GOAL — Using the listing below, report all lines holding the word "document".

AVAILABLE RECORDS —
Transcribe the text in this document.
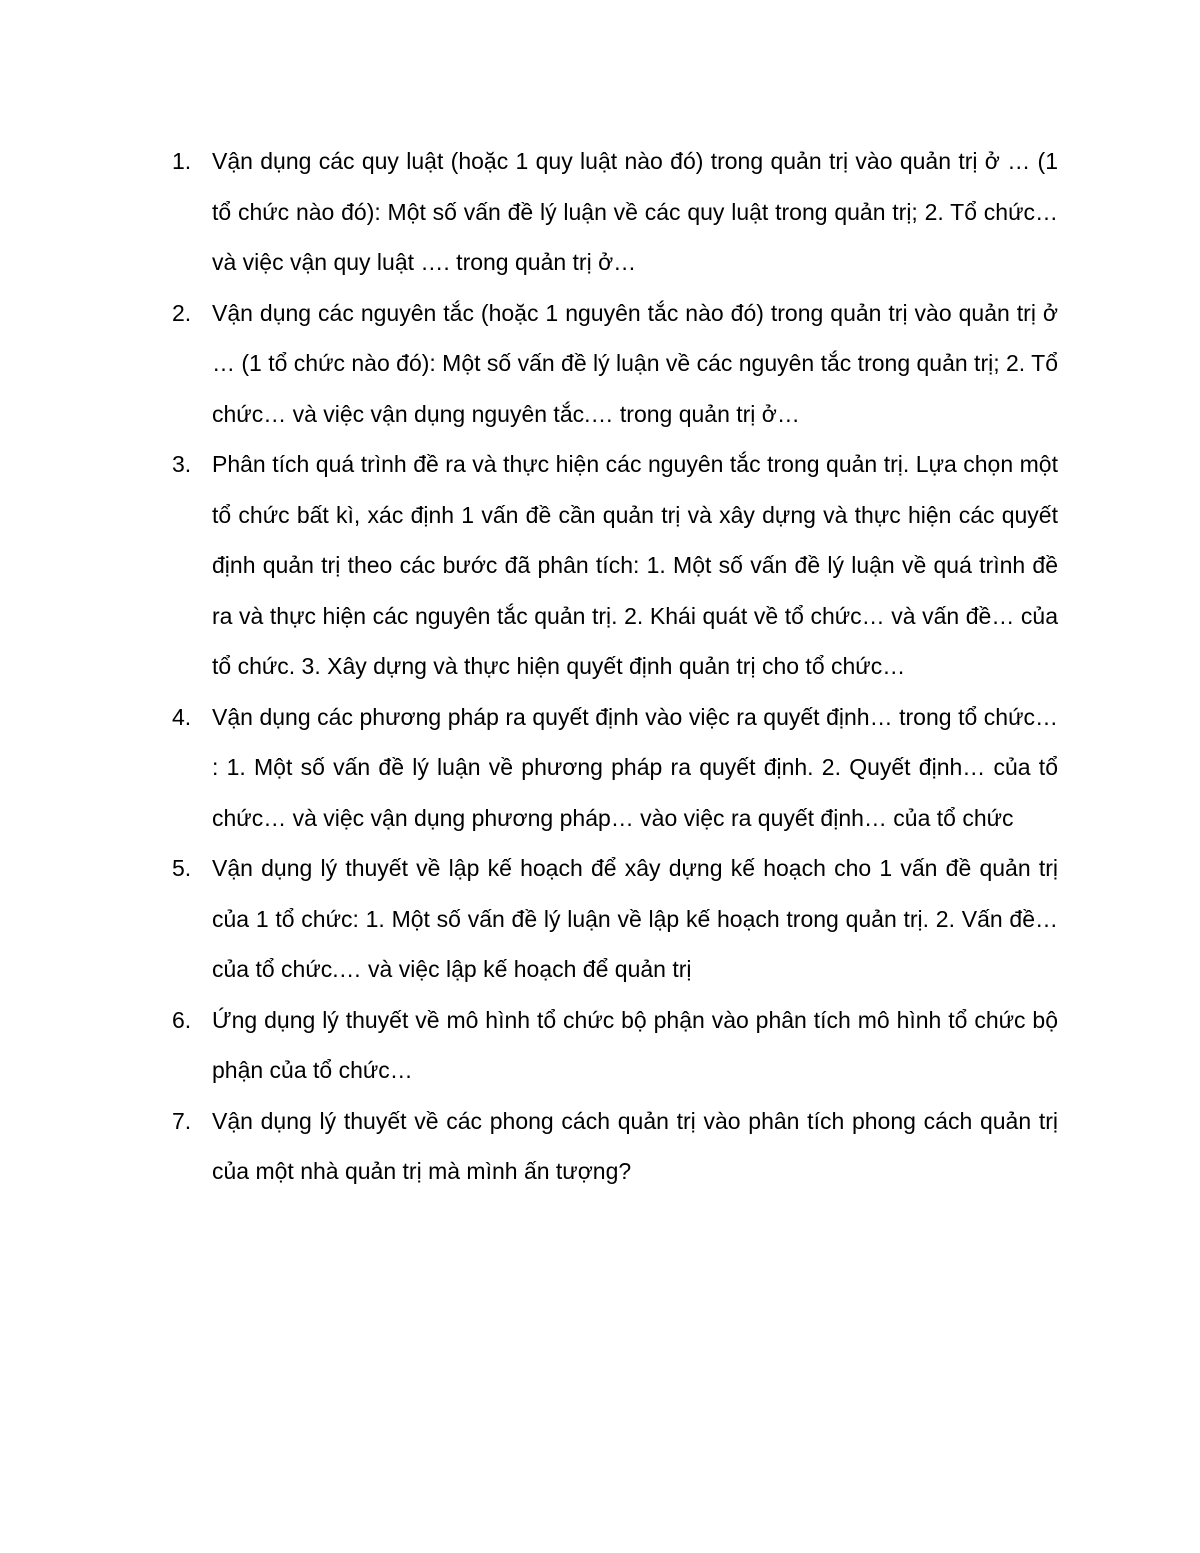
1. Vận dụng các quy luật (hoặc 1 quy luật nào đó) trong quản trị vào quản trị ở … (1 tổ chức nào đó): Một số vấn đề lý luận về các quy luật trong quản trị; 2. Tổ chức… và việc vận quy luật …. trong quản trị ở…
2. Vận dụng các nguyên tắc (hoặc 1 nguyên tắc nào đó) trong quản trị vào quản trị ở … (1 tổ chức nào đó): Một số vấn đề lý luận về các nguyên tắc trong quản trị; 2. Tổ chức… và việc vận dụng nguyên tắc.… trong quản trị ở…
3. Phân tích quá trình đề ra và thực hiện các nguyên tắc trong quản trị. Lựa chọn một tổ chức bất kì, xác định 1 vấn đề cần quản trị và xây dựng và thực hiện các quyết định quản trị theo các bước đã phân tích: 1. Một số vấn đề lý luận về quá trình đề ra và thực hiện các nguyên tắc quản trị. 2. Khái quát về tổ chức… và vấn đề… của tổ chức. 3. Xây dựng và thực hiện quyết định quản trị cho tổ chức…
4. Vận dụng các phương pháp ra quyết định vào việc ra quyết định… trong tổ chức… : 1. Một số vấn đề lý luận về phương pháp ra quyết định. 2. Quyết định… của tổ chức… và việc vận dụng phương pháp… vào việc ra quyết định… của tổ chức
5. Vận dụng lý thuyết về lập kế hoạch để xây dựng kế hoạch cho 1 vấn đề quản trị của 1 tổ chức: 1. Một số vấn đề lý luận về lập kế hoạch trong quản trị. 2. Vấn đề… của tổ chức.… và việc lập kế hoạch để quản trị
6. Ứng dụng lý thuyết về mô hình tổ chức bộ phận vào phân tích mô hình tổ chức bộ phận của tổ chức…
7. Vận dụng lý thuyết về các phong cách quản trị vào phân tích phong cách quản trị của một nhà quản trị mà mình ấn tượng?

---

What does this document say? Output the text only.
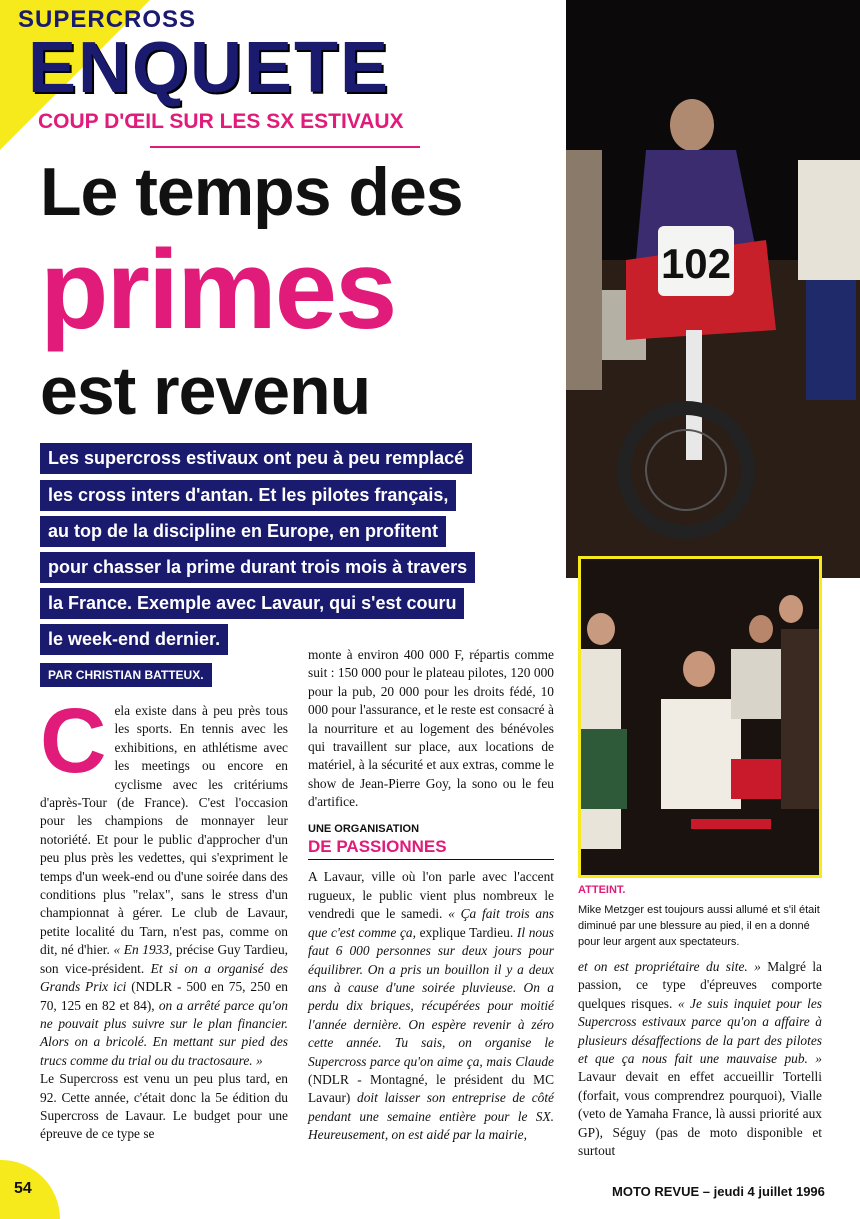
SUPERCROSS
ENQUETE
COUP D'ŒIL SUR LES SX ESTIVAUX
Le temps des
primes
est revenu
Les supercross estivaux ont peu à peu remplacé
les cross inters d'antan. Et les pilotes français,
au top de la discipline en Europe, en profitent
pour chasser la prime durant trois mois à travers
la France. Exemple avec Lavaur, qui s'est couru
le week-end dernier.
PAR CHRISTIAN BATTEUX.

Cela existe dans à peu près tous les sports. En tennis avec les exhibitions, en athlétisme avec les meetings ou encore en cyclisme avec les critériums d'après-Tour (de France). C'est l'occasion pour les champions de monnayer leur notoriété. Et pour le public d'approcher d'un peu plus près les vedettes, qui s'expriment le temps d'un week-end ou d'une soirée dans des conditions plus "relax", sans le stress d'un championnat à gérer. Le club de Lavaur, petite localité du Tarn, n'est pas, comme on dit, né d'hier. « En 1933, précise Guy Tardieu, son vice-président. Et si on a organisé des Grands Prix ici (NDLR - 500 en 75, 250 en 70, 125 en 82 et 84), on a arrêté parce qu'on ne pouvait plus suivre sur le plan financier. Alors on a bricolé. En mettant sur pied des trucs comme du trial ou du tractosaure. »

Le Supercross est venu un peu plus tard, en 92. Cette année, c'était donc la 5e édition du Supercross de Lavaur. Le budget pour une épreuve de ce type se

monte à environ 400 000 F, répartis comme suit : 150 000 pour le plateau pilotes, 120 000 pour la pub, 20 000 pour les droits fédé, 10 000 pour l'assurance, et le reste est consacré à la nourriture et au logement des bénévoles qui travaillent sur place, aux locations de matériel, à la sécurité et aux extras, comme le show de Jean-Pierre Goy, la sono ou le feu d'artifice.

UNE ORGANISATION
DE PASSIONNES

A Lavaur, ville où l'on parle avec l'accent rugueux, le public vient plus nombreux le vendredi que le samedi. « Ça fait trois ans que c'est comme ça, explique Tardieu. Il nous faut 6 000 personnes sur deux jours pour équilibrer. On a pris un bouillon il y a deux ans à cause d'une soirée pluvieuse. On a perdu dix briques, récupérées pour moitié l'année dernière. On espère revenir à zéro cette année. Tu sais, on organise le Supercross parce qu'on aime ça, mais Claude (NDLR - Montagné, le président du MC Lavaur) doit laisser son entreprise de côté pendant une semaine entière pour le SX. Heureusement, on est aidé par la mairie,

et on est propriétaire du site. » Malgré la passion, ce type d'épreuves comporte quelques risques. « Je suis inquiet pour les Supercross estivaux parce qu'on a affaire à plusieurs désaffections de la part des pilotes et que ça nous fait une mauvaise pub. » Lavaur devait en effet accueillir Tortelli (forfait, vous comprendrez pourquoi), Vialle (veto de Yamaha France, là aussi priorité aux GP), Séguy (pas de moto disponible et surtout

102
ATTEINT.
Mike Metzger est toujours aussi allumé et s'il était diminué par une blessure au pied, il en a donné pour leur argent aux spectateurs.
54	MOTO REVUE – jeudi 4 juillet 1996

ANSWER TO THE EXERCISE —
Transcribe the text in this document.
What does this document say? Output the text only.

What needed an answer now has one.